What is required — Leaving out every picture, quote the data below exactly as it appears.

══ Data shown

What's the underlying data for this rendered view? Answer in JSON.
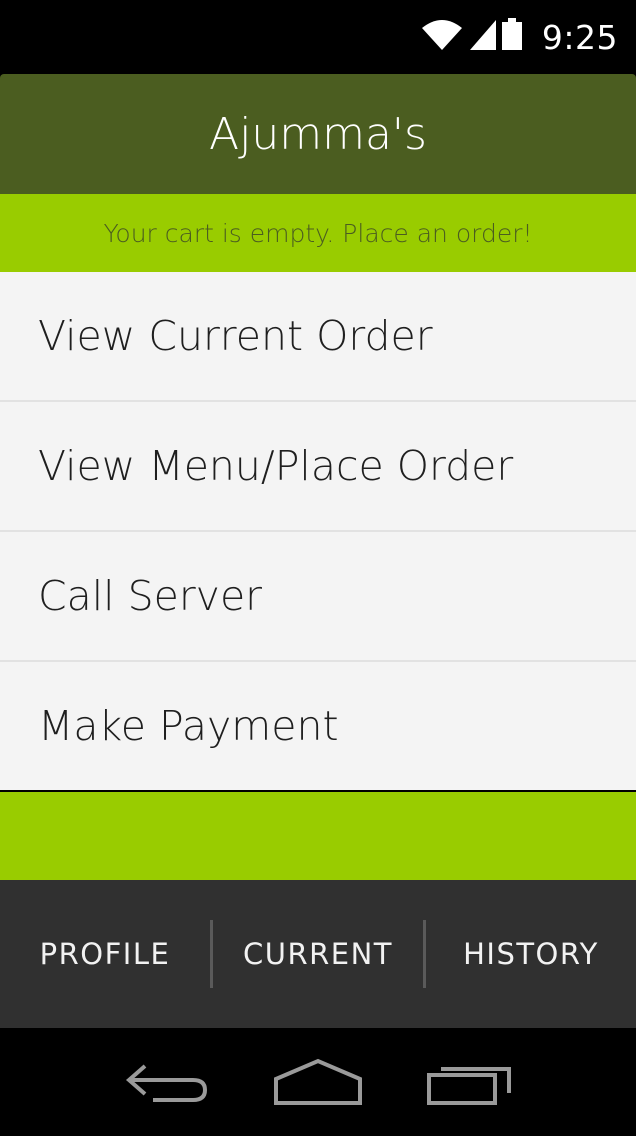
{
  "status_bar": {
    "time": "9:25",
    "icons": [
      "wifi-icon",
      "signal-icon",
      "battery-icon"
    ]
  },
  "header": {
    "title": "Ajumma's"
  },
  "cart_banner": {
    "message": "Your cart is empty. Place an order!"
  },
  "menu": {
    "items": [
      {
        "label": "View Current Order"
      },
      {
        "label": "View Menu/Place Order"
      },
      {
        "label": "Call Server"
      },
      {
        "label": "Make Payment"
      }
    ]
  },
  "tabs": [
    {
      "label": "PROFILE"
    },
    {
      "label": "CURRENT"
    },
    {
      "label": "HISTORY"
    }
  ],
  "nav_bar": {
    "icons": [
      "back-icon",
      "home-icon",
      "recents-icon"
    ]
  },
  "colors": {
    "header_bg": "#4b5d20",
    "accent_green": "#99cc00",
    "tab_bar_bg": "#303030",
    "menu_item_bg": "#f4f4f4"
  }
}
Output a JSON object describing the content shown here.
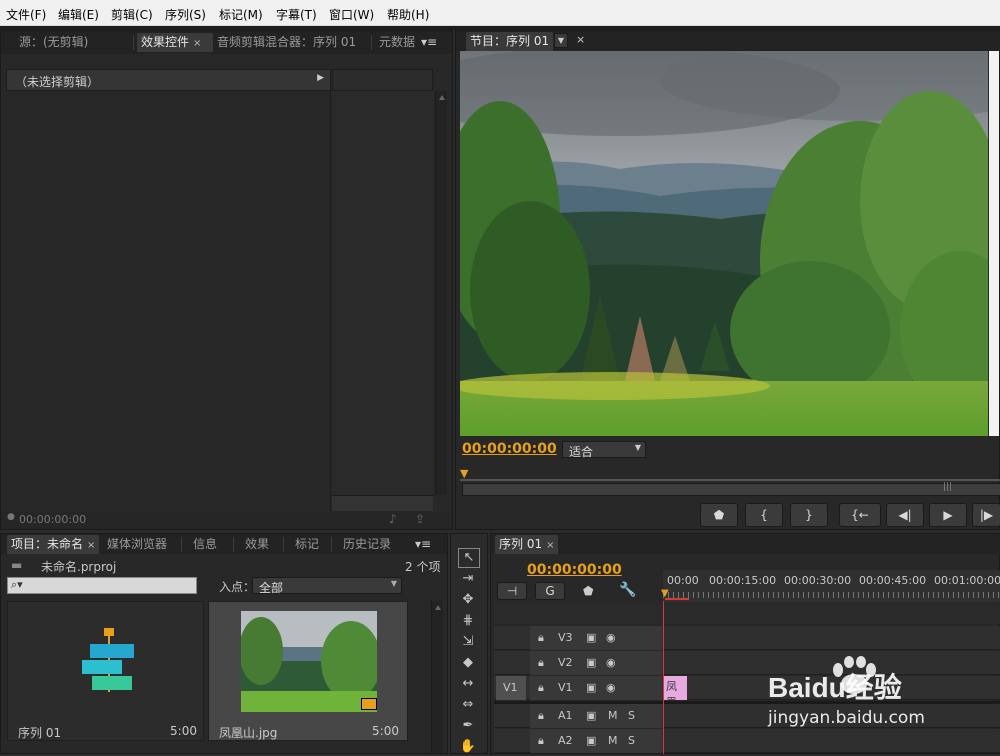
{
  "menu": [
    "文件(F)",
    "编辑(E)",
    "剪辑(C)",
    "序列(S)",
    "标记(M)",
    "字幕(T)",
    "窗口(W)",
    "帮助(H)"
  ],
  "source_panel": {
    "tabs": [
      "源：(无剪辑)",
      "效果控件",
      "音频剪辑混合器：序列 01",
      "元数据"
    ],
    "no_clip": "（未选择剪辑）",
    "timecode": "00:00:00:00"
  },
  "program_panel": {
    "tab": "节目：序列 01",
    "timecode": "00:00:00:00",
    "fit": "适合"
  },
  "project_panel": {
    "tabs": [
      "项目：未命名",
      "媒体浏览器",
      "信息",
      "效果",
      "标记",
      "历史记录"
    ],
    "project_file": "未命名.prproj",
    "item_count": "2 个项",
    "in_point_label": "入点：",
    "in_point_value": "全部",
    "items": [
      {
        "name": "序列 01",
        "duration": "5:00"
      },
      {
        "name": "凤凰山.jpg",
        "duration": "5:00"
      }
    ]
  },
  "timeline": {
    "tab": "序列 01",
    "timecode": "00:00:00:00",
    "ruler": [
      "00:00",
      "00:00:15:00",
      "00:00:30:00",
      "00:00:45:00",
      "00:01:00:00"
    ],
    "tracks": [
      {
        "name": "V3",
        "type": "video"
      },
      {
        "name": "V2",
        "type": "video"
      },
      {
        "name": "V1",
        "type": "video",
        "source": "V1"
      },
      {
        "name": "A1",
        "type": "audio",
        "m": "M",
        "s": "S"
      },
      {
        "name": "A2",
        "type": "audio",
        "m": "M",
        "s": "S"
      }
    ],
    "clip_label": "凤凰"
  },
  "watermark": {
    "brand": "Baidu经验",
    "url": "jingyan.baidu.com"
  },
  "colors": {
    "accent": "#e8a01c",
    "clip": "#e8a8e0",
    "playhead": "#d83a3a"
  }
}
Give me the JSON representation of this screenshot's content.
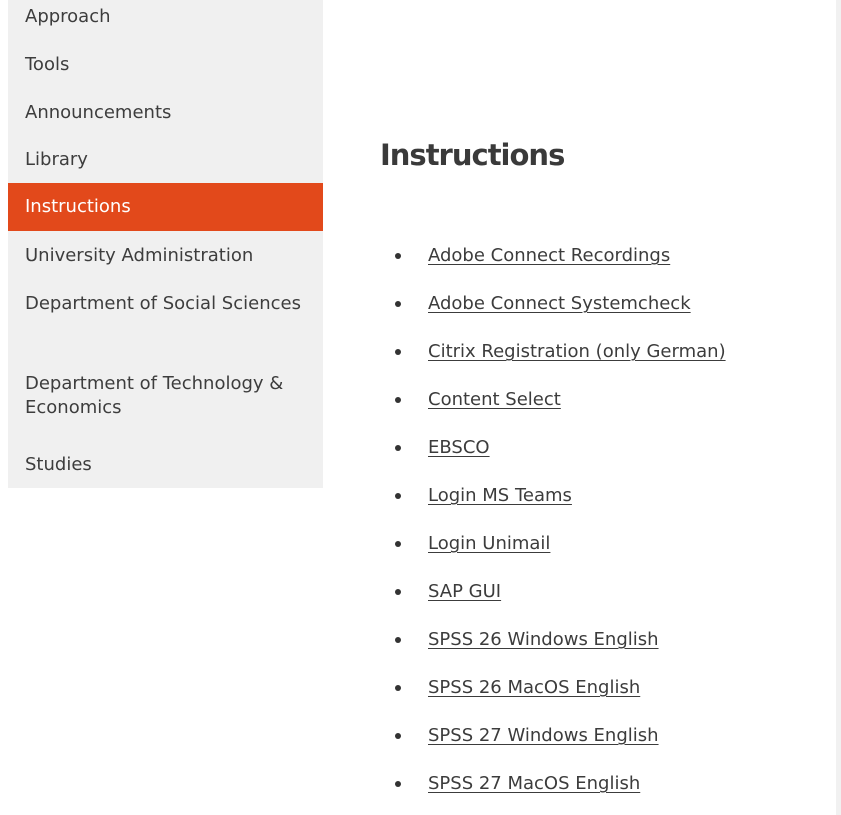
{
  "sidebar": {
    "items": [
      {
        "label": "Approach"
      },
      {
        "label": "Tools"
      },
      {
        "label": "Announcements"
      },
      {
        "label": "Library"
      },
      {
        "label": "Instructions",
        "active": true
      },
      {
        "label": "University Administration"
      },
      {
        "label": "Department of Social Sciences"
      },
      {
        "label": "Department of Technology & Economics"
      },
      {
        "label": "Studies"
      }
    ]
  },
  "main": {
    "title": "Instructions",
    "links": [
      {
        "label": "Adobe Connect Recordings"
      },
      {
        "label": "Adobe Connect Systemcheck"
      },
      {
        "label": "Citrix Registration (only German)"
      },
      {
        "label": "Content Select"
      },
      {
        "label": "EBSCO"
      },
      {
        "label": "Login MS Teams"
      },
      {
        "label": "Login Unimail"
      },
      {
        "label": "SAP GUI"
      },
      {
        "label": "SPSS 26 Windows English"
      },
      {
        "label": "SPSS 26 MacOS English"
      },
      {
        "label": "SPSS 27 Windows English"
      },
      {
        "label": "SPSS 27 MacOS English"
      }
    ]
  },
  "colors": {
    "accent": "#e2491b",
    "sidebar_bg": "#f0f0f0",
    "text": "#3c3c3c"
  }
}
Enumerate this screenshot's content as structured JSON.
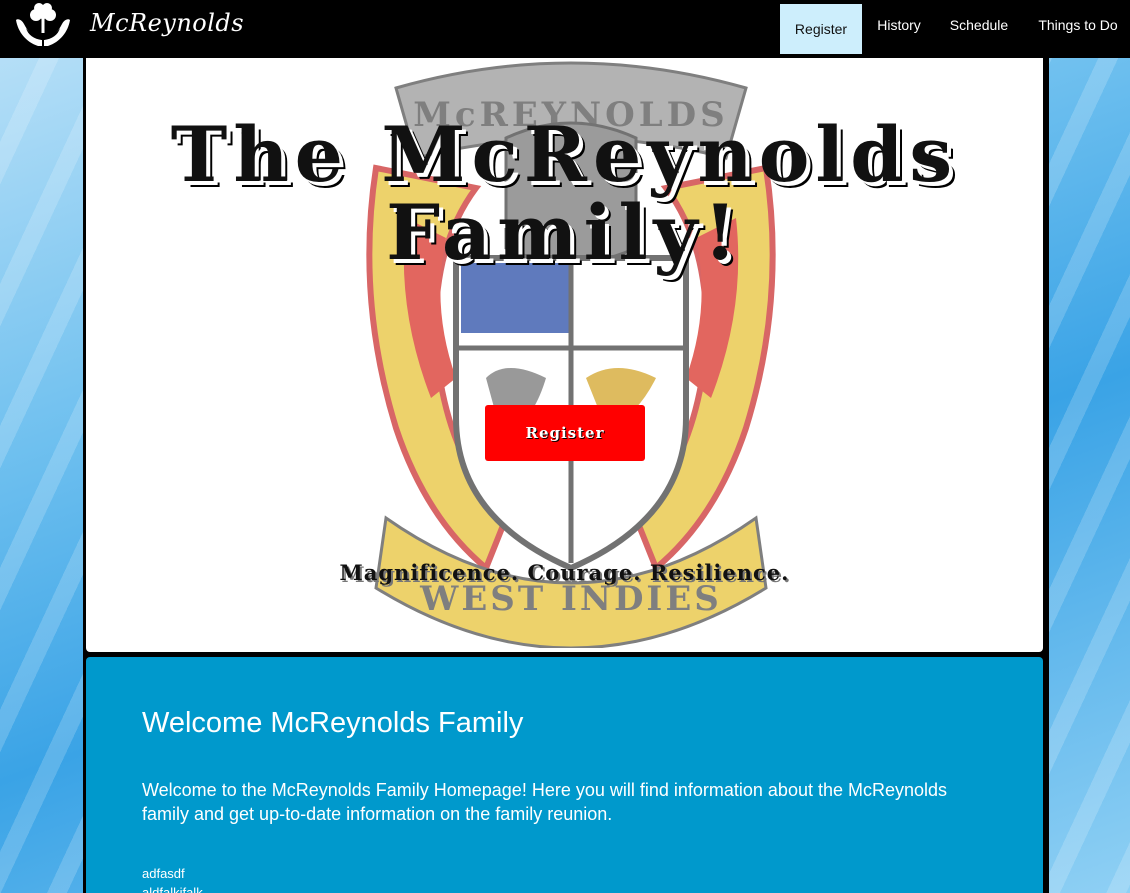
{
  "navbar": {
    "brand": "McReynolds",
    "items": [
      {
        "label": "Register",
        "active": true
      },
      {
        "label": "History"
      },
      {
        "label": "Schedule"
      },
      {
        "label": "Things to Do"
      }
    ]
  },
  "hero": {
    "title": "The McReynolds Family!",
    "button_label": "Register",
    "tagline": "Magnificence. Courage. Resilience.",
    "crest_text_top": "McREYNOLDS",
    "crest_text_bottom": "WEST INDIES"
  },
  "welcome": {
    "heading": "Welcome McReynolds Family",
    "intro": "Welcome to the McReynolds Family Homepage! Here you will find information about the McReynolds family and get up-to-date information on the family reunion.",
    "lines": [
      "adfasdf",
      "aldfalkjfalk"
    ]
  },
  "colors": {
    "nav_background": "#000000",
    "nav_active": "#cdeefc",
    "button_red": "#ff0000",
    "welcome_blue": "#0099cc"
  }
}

════

Complete response —
What's the underlying data for this rendered view? Answer in JSON.
{
  "status_bar": {
    "time": "9:25",
    "icons": [
      "wifi-icon",
      "signal-icon",
      "battery-icon"
    ]
  },
  "header": {
    "title": "Ajumma's"
  },
  "cart_banner": {
    "message": "Your cart is empty. Place an order!"
  },
  "menu": {
    "items": [
      {
        "label": "View Current Order"
      },
      {
        "label": "View Menu/Place Order"
      },
      {
        "label": "Call Server"
      },
      {
        "label": "Make Payment"
      }
    ]
  },
  "tabs": [
    {
      "label": "PROFILE"
    },
    {
      "label": "CURRENT"
    },
    {
      "label": "HISTORY"
    }
  ],
  "nav_bar": {
    "icons": [
      "back-icon",
      "home-icon",
      "recents-icon"
    ]
  },
  "colors": {
    "header_bg": "#4b5d20",
    "accent_green": "#99cc00",
    "tab_bar_bg": "#303030",
    "menu_item_bg": "#f4f4f4"
  }
}
Output a JSON object describing the content shown here.
{
  "menu": [
    "文件(F)",
    "编辑(E)",
    "剪辑(C)",
    "序列(S)",
    "标记(M)",
    "字幕(T)",
    "窗口(W)",
    "帮助(H)"
  ],
  "source_panel": {
    "tabs": [
      "源：(无剪辑)",
      "效果控件",
      "音频剪辑混合器：序列 01",
      "元数据"
    ],
    "no_clip": "（未选择剪辑）",
    "timecode": "00:00:00:00"
  },
  "program_panel": {
    "tab": "节目：序列 01",
    "timecode": "00:00:00:00",
    "fit": "适合"
  },
  "project_panel": {
    "tabs": [
      "项目：未命名",
      "媒体浏览器",
      "信息",
      "效果",
      "标记",
      "历史记录"
    ],
    "project_file": "未命名.prproj",
    "item_count": "2 个项",
    "in_point_label": "入点：",
    "in_point_value": "全部",
    "items": [
      {
        "name": "序列 01",
        "duration": "5:00"
      },
      {
        "name": "凤凰山.jpg",
        "duration": "5:00"
      }
    ]
  },
  "timeline": {
    "tab": "序列 01",
    "timecode": "00:00:00:00",
    "ruler": [
      "00:00",
      "00:00:15:00",
      "00:00:30:00",
      "00:00:45:00",
      "00:01:00:00"
    ],
    "tracks": [
      {
        "name": "V3",
        "type": "video"
      },
      {
        "name": "V2",
        "type": "video"
      },
      {
        "name": "V1",
        "type": "video",
        "source": "V1"
      },
      {
        "name": "A1",
        "type": "audio",
        "m": "M",
        "s": "S"
      },
      {
        "name": "A2",
        "type": "audio",
        "m": "M",
        "s": "S"
      }
    ],
    "clip_label": "凤凰"
  },
  "watermark": {
    "brand": "Baidu经验",
    "url": "jingyan.baidu.com"
  },
  "colors": {
    "accent": "#e8a01c",
    "clip": "#e8a8e0",
    "playhead": "#d83a3a"
  }
}
Give me the JSON representation of this screenshot's content.
{
  "sidebar": {
    "items": [
      {
        "label": "Approach"
      },
      {
        "label": "Tools"
      },
      {
        "label": "Announcements"
      },
      {
        "label": "Library"
      },
      {
        "label": "Instructions",
        "active": true
      },
      {
        "label": "University Administration"
      },
      {
        "label": "Department of Social Sciences"
      },
      {
        "label": "Department of Technology & Economics"
      },
      {
        "label": "Studies"
      }
    ]
  },
  "main": {
    "title": "Instructions",
    "links": [
      {
        "label": "Adobe Connect Recordings"
      },
      {
        "label": "Adobe Connect Systemcheck"
      },
      {
        "label": "Citrix Registration (only German)"
      },
      {
        "label": "Content Select"
      },
      {
        "label": "EBSCO"
      },
      {
        "label": "Login MS Teams"
      },
      {
        "label": "Login Unimail"
      },
      {
        "label": "SAP GUI"
      },
      {
        "label": "SPSS 26 Windows English"
      },
      {
        "label": "SPSS 26 MacOS English"
      },
      {
        "label": "SPSS 27 Windows English"
      },
      {
        "label": "SPSS 27 MacOS English"
      }
    ]
  },
  "colors": {
    "accent": "#e2491b",
    "sidebar_bg": "#f0f0f0",
    "text": "#3c3c3c"
  }
}
Enumerate this screenshot's content as structured JSON.
{
  "navbar": {
    "brand": "McReynolds",
    "items": [
      {
        "label": "Register",
        "active": true
      },
      {
        "label": "History"
      },
      {
        "label": "Schedule"
      },
      {
        "label": "Things to Do"
      }
    ]
  },
  "hero": {
    "title": "The McReynolds Family!",
    "button_label": "Register",
    "tagline": "Magnificence. Courage. Resilience.",
    "crest_text_top": "McREYNOLDS",
    "crest_text_bottom": "WEST INDIES"
  },
  "welcome": {
    "heading": "Welcome McReynolds Family",
    "intro": "Welcome to the McReynolds Family Homepage! Here you will find information about the McReynolds family and get up-to-date information on the family reunion.",
    "lines": [
      "adfasdf",
      "aldfalkjfalk"
    ]
  },
  "colors": {
    "nav_background": "#000000",
    "nav_active": "#cdeefc",
    "button_red": "#ff0000",
    "welcome_blue": "#0099cc"
  }
}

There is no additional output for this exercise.